Task directions | Figure out how many lines of the material below contain the word "남궁선준". Answer with the number only.

Supplied entries |
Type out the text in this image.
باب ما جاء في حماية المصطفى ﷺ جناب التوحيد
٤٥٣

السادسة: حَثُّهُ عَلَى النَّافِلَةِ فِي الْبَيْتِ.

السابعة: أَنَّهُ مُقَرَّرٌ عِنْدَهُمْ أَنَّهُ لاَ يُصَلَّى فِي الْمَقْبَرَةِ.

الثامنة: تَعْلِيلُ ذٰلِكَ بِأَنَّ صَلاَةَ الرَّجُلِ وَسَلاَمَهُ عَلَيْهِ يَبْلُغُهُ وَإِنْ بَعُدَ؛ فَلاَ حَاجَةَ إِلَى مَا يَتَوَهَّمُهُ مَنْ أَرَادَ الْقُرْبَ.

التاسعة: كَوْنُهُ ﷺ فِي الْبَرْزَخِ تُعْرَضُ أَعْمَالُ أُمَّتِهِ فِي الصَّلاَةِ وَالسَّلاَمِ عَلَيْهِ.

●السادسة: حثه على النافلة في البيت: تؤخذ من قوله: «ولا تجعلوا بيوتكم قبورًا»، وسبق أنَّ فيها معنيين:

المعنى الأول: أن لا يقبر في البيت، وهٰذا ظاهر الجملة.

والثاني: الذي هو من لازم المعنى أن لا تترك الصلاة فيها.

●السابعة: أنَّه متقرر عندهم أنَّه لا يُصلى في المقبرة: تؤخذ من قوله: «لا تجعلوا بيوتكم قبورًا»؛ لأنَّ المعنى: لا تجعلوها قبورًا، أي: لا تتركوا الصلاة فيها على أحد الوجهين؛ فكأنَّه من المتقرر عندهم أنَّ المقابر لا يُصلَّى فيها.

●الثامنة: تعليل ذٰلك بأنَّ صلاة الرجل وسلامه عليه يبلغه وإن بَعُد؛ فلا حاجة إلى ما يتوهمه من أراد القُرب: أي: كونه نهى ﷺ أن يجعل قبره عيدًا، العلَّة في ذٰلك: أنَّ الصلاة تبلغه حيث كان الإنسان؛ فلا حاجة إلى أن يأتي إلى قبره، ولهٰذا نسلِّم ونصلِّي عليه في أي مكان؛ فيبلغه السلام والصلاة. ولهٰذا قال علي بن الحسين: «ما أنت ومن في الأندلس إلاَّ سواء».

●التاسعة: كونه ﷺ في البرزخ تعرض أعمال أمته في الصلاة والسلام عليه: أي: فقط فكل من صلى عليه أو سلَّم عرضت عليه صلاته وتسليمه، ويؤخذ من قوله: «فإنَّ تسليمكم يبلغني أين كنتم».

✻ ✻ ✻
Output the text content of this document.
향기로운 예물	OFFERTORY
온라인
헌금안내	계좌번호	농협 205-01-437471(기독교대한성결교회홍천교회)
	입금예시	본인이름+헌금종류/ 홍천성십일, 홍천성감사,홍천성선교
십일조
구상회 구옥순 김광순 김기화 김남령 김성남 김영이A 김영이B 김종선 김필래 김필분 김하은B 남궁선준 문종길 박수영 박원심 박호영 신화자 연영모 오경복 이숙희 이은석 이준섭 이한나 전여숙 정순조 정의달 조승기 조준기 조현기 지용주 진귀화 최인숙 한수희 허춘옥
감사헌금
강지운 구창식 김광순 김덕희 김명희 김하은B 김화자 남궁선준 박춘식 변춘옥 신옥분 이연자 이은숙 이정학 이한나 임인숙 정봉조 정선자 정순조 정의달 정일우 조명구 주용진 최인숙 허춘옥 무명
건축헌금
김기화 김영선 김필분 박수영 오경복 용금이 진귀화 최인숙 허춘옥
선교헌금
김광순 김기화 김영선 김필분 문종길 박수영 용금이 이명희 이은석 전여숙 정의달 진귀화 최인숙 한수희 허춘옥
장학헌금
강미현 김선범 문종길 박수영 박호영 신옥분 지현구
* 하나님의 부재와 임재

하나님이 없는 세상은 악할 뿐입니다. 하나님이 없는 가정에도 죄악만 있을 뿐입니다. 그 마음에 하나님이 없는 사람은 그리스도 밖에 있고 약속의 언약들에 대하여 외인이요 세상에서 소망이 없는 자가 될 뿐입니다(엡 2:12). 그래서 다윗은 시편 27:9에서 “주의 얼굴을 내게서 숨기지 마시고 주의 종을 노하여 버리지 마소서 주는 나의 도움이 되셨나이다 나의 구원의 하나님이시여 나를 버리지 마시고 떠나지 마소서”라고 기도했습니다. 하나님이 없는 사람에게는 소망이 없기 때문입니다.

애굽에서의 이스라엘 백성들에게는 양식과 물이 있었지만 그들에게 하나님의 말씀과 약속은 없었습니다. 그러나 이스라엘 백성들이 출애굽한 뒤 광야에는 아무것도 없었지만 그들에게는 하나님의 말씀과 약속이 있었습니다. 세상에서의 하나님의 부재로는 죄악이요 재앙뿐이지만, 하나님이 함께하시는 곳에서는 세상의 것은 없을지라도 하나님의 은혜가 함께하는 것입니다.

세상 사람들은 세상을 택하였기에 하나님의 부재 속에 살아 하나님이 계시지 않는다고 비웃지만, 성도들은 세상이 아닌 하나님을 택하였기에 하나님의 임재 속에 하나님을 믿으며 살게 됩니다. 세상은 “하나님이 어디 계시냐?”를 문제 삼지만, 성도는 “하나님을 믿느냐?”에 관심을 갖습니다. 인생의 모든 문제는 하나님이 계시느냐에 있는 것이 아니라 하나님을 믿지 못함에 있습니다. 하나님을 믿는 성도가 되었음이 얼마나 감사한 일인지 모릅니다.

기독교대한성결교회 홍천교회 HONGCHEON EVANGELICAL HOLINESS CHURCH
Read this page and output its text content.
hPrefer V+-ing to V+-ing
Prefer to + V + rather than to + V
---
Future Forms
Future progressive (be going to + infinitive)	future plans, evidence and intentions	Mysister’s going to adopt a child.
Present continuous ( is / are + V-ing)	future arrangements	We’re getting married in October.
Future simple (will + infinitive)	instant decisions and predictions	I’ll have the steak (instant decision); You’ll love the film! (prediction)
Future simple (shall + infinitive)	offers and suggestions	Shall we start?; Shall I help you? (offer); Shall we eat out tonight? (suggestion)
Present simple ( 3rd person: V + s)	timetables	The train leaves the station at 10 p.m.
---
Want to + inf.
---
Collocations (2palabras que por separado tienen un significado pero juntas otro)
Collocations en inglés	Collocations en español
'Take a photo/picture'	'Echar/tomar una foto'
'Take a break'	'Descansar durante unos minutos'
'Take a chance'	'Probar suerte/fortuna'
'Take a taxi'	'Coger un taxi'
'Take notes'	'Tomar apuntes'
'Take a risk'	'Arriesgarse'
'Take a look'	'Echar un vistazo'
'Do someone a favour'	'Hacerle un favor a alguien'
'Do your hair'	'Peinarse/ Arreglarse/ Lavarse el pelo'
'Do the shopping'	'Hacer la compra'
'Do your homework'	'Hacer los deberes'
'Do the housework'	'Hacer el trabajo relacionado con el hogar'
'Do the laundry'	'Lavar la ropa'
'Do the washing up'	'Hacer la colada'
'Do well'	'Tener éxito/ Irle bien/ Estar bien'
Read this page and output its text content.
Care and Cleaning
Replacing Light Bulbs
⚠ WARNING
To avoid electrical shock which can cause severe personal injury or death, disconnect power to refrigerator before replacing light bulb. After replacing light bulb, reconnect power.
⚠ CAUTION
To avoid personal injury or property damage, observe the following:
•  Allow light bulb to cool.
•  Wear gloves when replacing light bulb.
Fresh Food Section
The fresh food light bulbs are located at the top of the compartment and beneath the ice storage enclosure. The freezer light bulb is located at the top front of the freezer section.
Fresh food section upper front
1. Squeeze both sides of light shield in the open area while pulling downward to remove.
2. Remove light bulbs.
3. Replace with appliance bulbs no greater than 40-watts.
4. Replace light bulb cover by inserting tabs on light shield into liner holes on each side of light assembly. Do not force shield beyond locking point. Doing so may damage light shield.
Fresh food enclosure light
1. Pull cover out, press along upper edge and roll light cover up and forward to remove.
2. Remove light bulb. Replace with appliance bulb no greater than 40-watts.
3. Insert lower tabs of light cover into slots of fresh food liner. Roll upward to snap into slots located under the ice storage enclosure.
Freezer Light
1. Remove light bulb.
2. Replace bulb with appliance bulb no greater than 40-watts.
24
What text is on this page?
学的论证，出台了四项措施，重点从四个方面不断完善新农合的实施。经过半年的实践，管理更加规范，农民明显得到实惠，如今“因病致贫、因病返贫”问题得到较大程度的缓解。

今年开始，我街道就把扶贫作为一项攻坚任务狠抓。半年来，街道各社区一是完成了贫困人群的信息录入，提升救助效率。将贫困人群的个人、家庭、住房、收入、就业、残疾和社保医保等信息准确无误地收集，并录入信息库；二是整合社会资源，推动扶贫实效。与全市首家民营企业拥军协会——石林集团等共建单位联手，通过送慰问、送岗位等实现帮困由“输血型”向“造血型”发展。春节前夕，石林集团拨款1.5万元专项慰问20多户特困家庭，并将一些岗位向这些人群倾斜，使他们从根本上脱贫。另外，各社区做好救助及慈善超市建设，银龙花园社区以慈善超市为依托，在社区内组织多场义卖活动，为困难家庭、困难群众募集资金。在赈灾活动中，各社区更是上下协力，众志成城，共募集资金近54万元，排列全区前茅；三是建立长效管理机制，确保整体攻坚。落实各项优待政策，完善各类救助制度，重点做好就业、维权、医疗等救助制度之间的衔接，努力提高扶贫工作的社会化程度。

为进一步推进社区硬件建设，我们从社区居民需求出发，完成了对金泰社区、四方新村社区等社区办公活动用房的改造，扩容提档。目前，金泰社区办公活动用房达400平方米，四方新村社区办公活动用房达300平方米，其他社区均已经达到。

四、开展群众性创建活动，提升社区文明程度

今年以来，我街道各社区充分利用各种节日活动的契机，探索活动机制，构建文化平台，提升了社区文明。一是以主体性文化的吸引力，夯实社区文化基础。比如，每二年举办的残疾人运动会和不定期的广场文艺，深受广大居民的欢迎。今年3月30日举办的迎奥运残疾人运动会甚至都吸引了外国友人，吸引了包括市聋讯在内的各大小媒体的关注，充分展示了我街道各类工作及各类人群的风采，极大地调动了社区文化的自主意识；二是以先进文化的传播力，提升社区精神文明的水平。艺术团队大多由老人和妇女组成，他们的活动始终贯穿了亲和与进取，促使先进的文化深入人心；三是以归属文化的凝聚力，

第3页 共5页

Solution | 2